• [REQUEST]: In the material below, count the lines with the word "России" and state that number only.

---------------

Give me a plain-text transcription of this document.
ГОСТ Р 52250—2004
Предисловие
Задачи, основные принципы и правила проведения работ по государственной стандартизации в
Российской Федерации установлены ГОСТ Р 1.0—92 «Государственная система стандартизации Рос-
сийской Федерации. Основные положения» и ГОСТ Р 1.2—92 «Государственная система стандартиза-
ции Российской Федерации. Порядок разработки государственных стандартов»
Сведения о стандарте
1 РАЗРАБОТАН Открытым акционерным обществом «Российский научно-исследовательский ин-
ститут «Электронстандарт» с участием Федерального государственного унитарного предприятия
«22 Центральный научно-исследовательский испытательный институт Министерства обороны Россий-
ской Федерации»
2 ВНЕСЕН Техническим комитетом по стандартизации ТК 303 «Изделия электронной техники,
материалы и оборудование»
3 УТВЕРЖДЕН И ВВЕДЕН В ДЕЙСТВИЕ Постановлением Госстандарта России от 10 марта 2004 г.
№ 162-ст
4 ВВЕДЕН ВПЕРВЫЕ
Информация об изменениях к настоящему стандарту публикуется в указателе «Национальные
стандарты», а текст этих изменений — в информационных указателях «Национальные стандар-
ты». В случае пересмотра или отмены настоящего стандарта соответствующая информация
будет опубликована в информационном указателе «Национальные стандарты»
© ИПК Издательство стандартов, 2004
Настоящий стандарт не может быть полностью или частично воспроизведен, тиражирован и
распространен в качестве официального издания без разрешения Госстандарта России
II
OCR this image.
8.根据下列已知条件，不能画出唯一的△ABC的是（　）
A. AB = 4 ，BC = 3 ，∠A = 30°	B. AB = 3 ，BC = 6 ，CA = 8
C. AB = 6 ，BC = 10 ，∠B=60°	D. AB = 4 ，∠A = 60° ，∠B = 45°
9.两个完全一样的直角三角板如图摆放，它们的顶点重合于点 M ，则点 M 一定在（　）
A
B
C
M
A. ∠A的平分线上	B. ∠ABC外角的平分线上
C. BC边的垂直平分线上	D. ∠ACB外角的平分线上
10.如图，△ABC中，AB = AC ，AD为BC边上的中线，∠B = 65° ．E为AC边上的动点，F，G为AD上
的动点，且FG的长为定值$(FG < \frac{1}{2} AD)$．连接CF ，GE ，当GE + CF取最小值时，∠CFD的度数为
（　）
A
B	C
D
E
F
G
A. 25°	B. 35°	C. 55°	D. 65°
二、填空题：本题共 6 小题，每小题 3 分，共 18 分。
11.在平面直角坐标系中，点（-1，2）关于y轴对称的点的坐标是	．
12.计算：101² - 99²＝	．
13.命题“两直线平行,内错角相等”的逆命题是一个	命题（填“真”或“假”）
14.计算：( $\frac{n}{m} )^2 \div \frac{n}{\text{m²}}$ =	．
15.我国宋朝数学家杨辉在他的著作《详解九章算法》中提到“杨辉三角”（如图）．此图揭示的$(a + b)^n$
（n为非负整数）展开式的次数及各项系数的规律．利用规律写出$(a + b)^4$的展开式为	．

---------------

• [WRITTEN SOLUTION]: 2